RECORDS SUPPLIED

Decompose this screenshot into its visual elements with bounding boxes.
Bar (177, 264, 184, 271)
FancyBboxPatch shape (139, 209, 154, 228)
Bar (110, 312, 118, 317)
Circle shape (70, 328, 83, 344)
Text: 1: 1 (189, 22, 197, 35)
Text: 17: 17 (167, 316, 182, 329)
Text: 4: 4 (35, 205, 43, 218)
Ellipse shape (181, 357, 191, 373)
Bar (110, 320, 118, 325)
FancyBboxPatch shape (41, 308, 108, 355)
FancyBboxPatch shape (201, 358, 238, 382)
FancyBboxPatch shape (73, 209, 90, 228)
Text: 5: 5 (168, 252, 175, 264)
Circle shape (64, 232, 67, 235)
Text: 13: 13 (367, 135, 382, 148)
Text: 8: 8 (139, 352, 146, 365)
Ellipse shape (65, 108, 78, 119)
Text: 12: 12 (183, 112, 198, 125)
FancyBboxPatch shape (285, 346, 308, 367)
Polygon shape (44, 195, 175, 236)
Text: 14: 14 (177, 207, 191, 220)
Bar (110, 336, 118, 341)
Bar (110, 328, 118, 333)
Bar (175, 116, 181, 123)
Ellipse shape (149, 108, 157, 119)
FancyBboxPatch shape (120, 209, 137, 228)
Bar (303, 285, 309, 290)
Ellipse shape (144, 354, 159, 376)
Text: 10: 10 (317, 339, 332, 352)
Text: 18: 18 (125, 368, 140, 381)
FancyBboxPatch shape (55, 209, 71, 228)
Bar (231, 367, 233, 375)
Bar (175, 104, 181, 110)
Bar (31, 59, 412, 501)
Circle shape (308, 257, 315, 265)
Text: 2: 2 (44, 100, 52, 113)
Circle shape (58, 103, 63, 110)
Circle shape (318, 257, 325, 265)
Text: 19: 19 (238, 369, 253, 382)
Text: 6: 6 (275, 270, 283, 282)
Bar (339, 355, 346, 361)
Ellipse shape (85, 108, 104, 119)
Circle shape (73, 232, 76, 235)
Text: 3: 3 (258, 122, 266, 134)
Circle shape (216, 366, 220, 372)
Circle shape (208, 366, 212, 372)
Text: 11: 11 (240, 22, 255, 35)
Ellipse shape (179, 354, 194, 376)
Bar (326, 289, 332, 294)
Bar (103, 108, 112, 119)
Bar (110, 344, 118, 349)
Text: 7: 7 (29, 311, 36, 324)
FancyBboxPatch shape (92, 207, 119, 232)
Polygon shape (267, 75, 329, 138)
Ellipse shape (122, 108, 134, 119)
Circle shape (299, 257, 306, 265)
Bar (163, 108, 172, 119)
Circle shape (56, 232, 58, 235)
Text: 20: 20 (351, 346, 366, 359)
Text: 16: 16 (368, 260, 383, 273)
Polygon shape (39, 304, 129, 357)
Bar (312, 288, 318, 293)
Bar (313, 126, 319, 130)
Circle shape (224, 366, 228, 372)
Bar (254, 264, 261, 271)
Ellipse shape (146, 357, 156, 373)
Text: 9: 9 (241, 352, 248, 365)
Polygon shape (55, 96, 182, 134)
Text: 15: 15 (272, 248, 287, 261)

INSTRUCTIONS FOR THE TASK
Please pull out every line of the data above and reproduce each one unchanged, in the same order.

REPLY TO THE EXERCISE
Decompose this screenshot into its visual elements with bounding boxes.
Bar (177, 264, 184, 271)
FancyBboxPatch shape (139, 209, 154, 228)
Bar (110, 312, 118, 317)
Circle shape (70, 328, 83, 344)
Text: 1: 1 (189, 22, 197, 35)
Text: 17: 17 (167, 316, 182, 329)
Text: 4: 4 (35, 205, 43, 218)
Ellipse shape (181, 357, 191, 373)
Bar (110, 320, 118, 325)
FancyBboxPatch shape (41, 308, 108, 355)
FancyBboxPatch shape (201, 358, 238, 382)
FancyBboxPatch shape (73, 209, 90, 228)
Text: 5: 5 (168, 252, 175, 264)
Circle shape (64, 232, 67, 235)
Text: 13: 13 (367, 135, 382, 148)
Text: 8: 8 (139, 352, 146, 365)
Ellipse shape (65, 108, 78, 119)
Text: 12: 12 (183, 112, 198, 125)
FancyBboxPatch shape (285, 346, 308, 367)
Polygon shape (44, 195, 175, 236)
Text: 14: 14 (177, 207, 191, 220)
Bar (110, 336, 118, 341)
Bar (110, 328, 118, 333)
Bar (175, 116, 181, 123)
Ellipse shape (149, 108, 157, 119)
FancyBboxPatch shape (120, 209, 137, 228)
Bar (303, 285, 309, 290)
Ellipse shape (144, 354, 159, 376)
Text: 10: 10 (317, 339, 332, 352)
Text: 18: 18 (125, 368, 140, 381)
FancyBboxPatch shape (55, 209, 71, 228)
Bar (231, 367, 233, 375)
Bar (175, 104, 181, 110)
Bar (31, 59, 412, 501)
Circle shape (308, 257, 315, 265)
Text: 2: 2 (44, 100, 52, 113)
Circle shape (58, 103, 63, 110)
Circle shape (318, 257, 325, 265)
Text: 19: 19 (238, 369, 253, 382)
Text: 6: 6 (275, 270, 283, 282)
Bar (339, 355, 346, 361)
Ellipse shape (85, 108, 104, 119)
Circle shape (73, 232, 76, 235)
Text: 3: 3 (258, 122, 266, 134)
Circle shape (216, 366, 220, 372)
Circle shape (208, 366, 212, 372)
Text: 11: 11 (240, 22, 255, 35)
Ellipse shape (179, 354, 194, 376)
Bar (326, 289, 332, 294)
Bar (103, 108, 112, 119)
Bar (110, 344, 118, 349)
Text: 7: 7 (29, 311, 36, 324)
FancyBboxPatch shape (92, 207, 119, 232)
Polygon shape (267, 75, 329, 138)
Ellipse shape (122, 108, 134, 119)
Circle shape (299, 257, 306, 265)
Bar (163, 108, 172, 119)
Circle shape (56, 232, 58, 235)
Text: 20: 20 (351, 346, 366, 359)
Text: 16: 16 (368, 260, 383, 273)
Polygon shape (39, 304, 129, 357)
Bar (312, 288, 318, 293)
Bar (313, 126, 319, 130)
Circle shape (224, 366, 228, 372)
Bar (254, 264, 261, 271)
Ellipse shape (146, 357, 156, 373)
Text: 9: 9 (241, 352, 248, 365)
Polygon shape (55, 96, 182, 134)
Text: 15: 15 (272, 248, 287, 261)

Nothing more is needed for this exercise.